**Problem requirements:** Keep only the lines of the data below that contain "What", and copy them.

* Start Given records *

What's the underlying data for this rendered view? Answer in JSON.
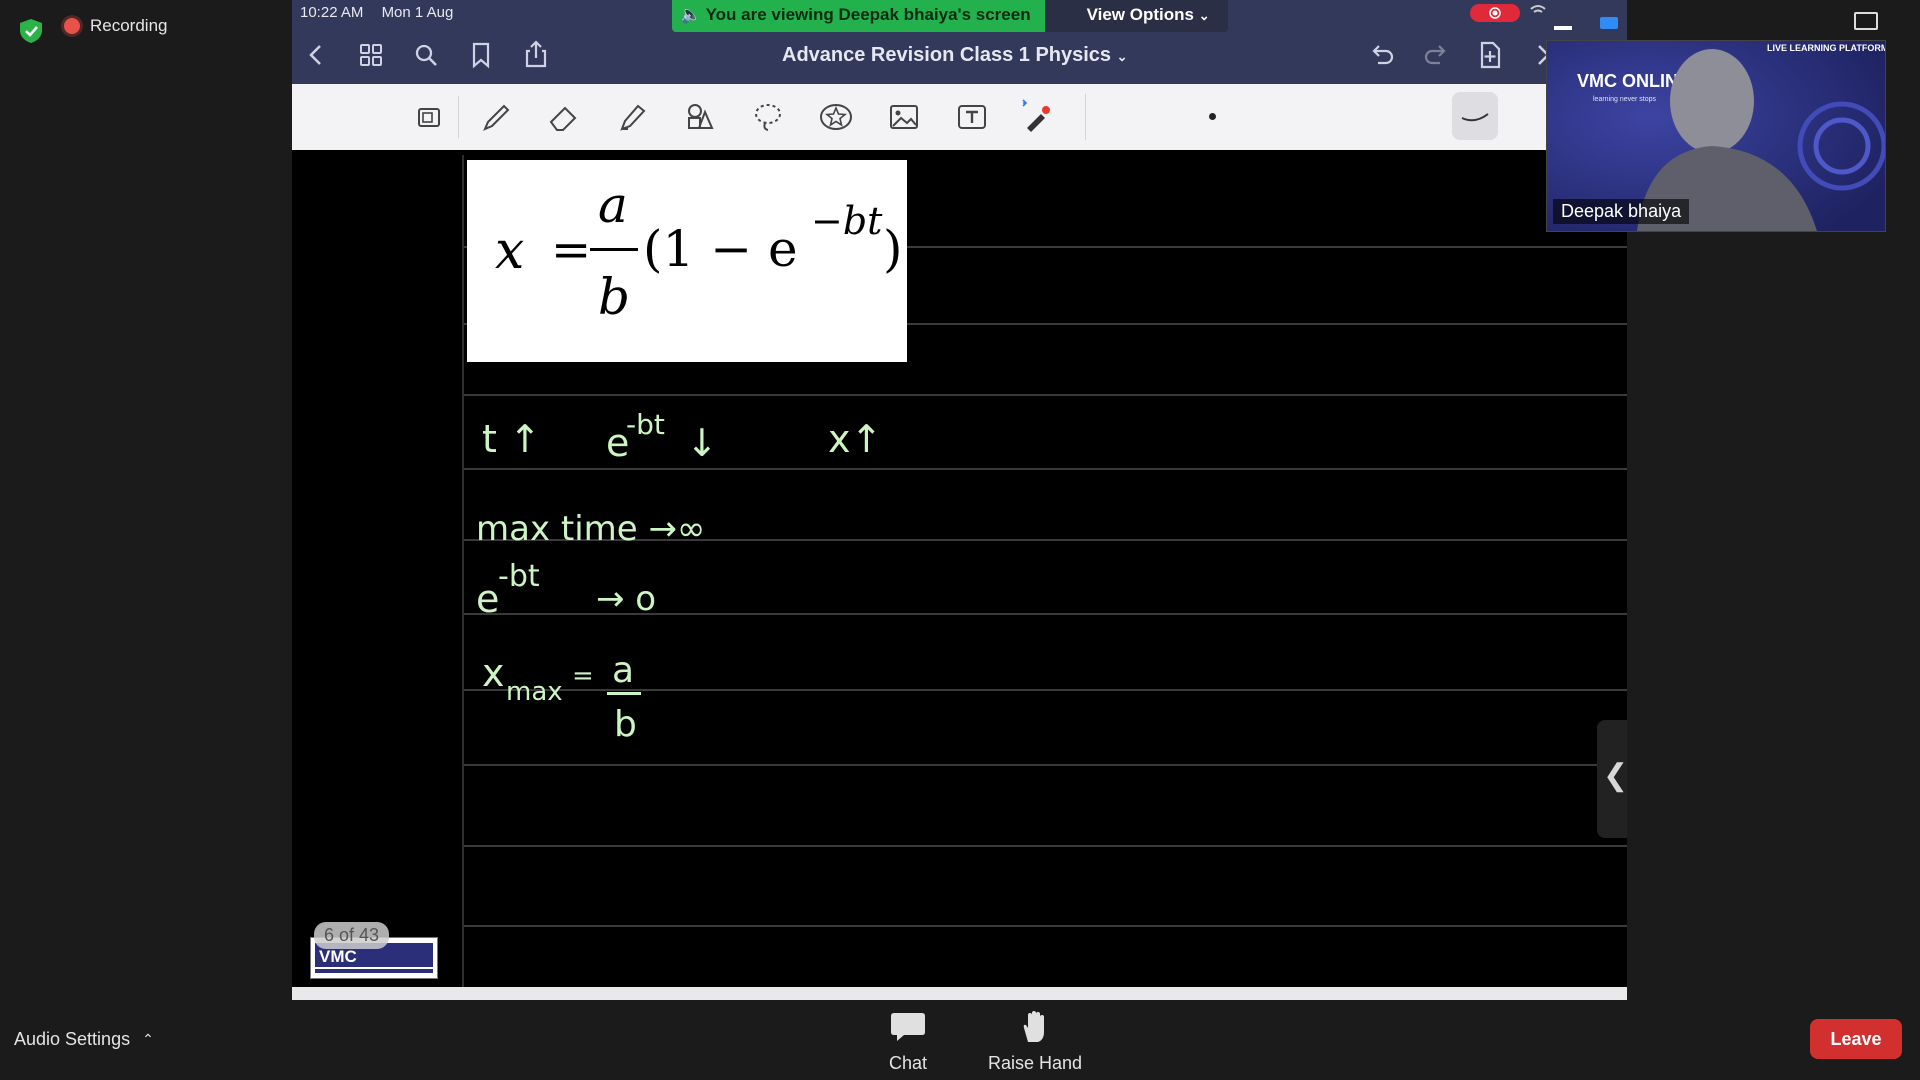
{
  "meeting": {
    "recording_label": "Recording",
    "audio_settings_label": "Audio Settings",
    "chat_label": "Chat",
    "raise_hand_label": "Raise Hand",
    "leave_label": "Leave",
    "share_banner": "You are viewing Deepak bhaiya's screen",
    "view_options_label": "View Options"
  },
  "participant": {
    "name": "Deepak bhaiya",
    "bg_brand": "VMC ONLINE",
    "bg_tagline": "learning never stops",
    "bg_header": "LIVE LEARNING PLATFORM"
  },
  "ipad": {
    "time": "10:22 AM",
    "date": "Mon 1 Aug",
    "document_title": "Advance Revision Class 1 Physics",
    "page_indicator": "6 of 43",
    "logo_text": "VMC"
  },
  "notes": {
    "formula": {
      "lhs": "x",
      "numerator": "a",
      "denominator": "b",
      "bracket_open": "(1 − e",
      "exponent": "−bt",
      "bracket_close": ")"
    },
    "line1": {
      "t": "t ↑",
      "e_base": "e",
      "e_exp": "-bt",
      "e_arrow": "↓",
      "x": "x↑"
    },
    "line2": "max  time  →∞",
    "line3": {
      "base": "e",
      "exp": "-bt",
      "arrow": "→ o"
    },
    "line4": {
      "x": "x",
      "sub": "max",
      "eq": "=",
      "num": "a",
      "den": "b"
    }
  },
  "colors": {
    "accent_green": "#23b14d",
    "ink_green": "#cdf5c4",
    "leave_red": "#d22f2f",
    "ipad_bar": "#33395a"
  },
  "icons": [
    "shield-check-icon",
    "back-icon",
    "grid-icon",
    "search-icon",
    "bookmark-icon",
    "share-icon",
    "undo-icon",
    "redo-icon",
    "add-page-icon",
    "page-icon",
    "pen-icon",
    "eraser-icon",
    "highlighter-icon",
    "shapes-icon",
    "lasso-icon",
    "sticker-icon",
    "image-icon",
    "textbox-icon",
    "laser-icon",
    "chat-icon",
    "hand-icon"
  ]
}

* End Given records *
* Start Given records *

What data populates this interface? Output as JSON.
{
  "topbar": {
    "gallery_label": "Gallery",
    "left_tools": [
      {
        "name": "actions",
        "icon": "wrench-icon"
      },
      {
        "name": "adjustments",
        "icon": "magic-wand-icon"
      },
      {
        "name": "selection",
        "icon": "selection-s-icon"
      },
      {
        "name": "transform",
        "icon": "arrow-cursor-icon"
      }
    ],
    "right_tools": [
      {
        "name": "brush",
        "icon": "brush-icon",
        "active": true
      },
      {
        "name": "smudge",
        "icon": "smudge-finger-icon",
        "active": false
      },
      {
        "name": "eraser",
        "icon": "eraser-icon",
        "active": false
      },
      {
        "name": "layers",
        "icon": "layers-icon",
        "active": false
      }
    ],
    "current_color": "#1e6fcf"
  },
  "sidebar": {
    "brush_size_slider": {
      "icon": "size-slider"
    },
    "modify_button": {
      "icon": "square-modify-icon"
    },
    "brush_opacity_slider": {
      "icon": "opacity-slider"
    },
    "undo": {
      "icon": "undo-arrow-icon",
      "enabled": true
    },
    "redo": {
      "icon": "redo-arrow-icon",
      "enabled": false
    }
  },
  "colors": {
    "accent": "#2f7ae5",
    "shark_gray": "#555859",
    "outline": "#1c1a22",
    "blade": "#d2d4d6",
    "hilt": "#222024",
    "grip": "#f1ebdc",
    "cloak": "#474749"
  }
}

* End Given records *

**Completed exercise:**
What's the underlying data for this rendered view? Answer in JSON.
What data populates this interface? Output as JSON.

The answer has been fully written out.